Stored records
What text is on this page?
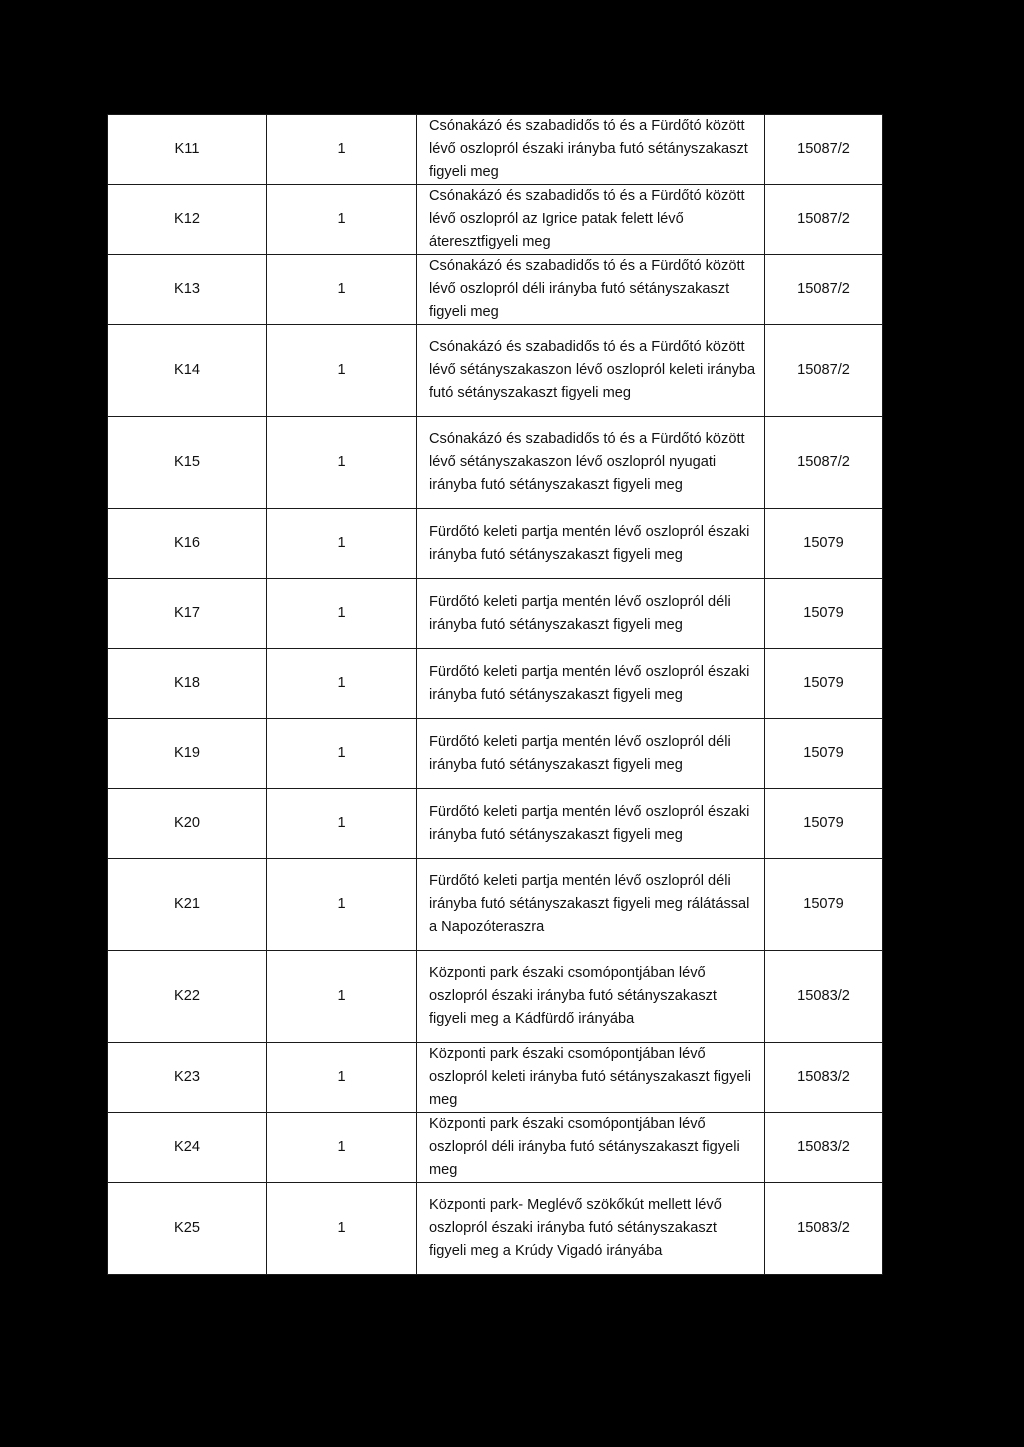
K11	1	Csónakázó és szabadidős tó és a Fürdőtó között lévő oszlopról északi irányba futó sétányszakaszt figyeli meg	15087/2
K12	1	Csónakázó és szabadidős tó és a Fürdőtó között lévő oszlopról az Igrice patak felett lévő áteresztfigyeli meg	15087/2
K13	1	Csónakázó és szabadidős tó és a Fürdőtó között lévő oszlopról déli irányba futó sétányszakaszt figyeli meg	15087/2
K14	1	Csónakázó és szabadidős tó és a Fürdőtó között lévő sétányszakaszon lévő oszlopról keleti irányba futó sétányszakaszt figyeli meg	15087/2
K15	1	Csónakázó és szabadidős tó és a Fürdőtó között lévő sétányszakaszon lévő oszlopról nyugati irányba futó sétányszakaszt figyeli meg	15087/2
K16	1	Fürdőtó keleti partja mentén lévő oszlopról északi irányba futó sétányszakaszt figyeli meg	15079
K17	1	Fürdőtó keleti partja mentén lévő oszlopról déli irányba futó sétányszakaszt figyeli meg	15079
K18	1	Fürdőtó keleti partja mentén lévő oszlopról északi irányba futó sétányszakaszt figyeli meg	15079
K19	1	Fürdőtó keleti partja mentén lévő oszlopról déli irányba futó sétányszakaszt figyeli meg	15079
K20	1	Fürdőtó keleti partja mentén lévő oszlopról északi irányba futó sétányszakaszt figyeli meg	15079
K21	1	Fürdőtó keleti partja mentén lévő oszlopról déli irányba futó sétányszakaszt figyeli meg rálátással a Napozóteraszra	15079
K22	1	Központi park északi csomópontjában lévő oszlopról északi irányba futó sétányszakaszt figyeli meg a Kádfürdő irányába	15083/2
K23	1	Központi park északi csomópontjában lévő oszlopról keleti irányba futó sétányszakaszt figyeli meg	15083/2
K24	1	Központi park északi csomópontjában lévő oszlopról déli irányba futó sétányszakaszt figyeli meg	15083/2
K25	1	Központi park- Meglévő szökőkút mellett lévő oszlopról északi irányba futó sétányszakaszt figyeli meg a Krúdy Vigadó irányába	15083/2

- [PROMPT]
Using the material above, return every line exactly as it appears, minus the pictures.

- [FINISHED ANSWER]
What text is on this page?
K11	1	Csónakázó és szabadidős tó és a Fürdőtó között lévő oszlopról északi irányba futó sétányszakaszt figyeli meg	15087/2
K12	1	Csónakázó és szabadidős tó és a Fürdőtó között lévő oszlopról az Igrice patak felett lévő áteresztfigyeli meg	15087/2
K13	1	Csónakázó és szabadidős tó és a Fürdőtó között lévő oszlopról déli irányba futó sétányszakaszt figyeli meg	15087/2
K14	1	Csónakázó és szabadidős tó és a Fürdőtó között lévő sétányszakaszon lévő oszlopról keleti irányba futó sétányszakaszt figyeli meg	15087/2
K15	1	Csónakázó és szabadidős tó és a Fürdőtó között lévő sétányszakaszon lévő oszlopról nyugati irányba futó sétányszakaszt figyeli meg	15087/2
K16	1	Fürdőtó keleti partja mentén lévő oszlopról északi irányba futó sétányszakaszt figyeli meg	15079
K17	1	Fürdőtó keleti partja mentén lévő oszlopról déli irányba futó sétányszakaszt figyeli meg	15079
K18	1	Fürdőtó keleti partja mentén lévő oszlopról északi irányba futó sétányszakaszt figyeli meg	15079
K19	1	Fürdőtó keleti partja mentén lévő oszlopról déli irányba futó sétányszakaszt figyeli meg	15079
K20	1	Fürdőtó keleti partja mentén lévő oszlopról északi irányba futó sétányszakaszt figyeli meg	15079
K21	1	Fürdőtó keleti partja mentén lévő oszlopról déli irányba futó sétányszakaszt figyeli meg rálátással a Napozóteraszra	15079
K22	1	Központi park északi csomópontjában lévő oszlopról északi irányba futó sétányszakaszt figyeli meg a Kádfürdő irányába	15083/2
K23	1	Központi park északi csomópontjában lévő oszlopról keleti irányba futó sétányszakaszt figyeli meg	15083/2
K24	1	Központi park északi csomópontjában lévő oszlopról déli irányba futó sétányszakaszt figyeli meg	15083/2
K25	1	Központi park- Meglévő szökőkút mellett lévő oszlopról északi irányba futó sétányszakaszt figyeli meg a Krúdy Vigadó irányába	15083/2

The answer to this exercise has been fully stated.